WHAT TO PRODUCE: Identify the lines containing the word "left". Copy each one.

(Collection entries)
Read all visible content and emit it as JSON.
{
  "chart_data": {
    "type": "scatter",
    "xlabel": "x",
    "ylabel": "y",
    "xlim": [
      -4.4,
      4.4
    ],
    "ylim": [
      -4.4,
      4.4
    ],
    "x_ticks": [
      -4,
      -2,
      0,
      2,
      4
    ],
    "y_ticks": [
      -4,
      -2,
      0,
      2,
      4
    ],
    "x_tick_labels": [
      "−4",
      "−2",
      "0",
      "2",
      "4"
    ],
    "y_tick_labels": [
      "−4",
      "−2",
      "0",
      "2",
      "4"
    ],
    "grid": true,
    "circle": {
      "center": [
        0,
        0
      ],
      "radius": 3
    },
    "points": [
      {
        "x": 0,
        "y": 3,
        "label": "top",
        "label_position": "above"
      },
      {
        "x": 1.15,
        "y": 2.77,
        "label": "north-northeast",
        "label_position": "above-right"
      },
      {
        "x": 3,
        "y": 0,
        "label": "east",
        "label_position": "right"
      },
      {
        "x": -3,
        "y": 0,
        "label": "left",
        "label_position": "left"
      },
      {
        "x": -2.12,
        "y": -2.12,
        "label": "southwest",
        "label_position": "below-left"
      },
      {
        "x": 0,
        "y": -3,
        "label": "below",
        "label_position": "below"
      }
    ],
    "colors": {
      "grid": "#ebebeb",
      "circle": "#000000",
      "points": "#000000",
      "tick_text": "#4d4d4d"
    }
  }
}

* * *

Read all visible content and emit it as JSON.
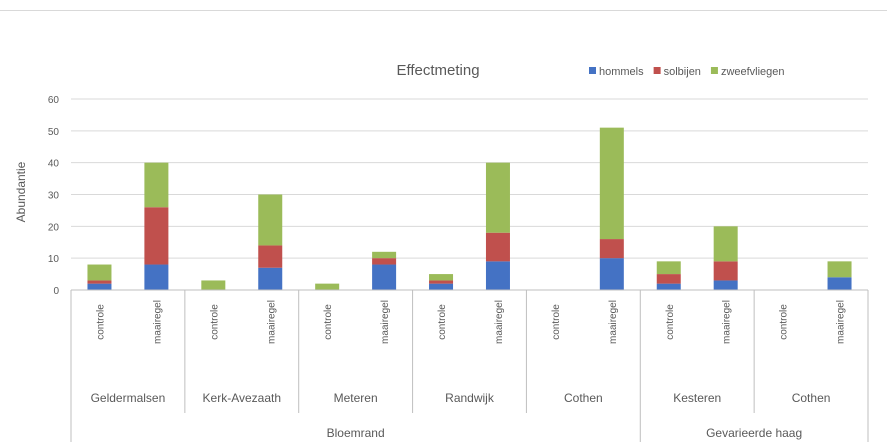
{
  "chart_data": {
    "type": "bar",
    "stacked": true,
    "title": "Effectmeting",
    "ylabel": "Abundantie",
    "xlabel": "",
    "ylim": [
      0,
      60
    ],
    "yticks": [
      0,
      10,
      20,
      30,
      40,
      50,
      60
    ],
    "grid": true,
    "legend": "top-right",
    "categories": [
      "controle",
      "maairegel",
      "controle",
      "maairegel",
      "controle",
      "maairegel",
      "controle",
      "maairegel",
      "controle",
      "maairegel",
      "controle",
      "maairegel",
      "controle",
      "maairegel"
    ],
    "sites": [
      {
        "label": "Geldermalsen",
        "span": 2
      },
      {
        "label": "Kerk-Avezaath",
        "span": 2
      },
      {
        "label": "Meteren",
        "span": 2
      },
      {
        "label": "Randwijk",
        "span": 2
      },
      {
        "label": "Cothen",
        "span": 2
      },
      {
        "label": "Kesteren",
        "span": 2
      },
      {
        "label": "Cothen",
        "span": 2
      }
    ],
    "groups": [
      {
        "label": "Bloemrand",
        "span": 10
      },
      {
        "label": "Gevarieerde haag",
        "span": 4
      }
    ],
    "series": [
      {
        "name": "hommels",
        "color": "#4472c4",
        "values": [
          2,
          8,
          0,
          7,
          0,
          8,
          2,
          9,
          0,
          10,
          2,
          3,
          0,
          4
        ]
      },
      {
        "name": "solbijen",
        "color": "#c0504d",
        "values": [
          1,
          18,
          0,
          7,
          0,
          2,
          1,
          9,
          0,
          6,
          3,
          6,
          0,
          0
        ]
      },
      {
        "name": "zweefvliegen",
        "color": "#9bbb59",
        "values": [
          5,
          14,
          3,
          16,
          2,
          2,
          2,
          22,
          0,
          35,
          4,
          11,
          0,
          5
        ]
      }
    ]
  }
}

RESPONSE:
        "label": "left",
        "label_position": "left"
        "label_position": "below-left"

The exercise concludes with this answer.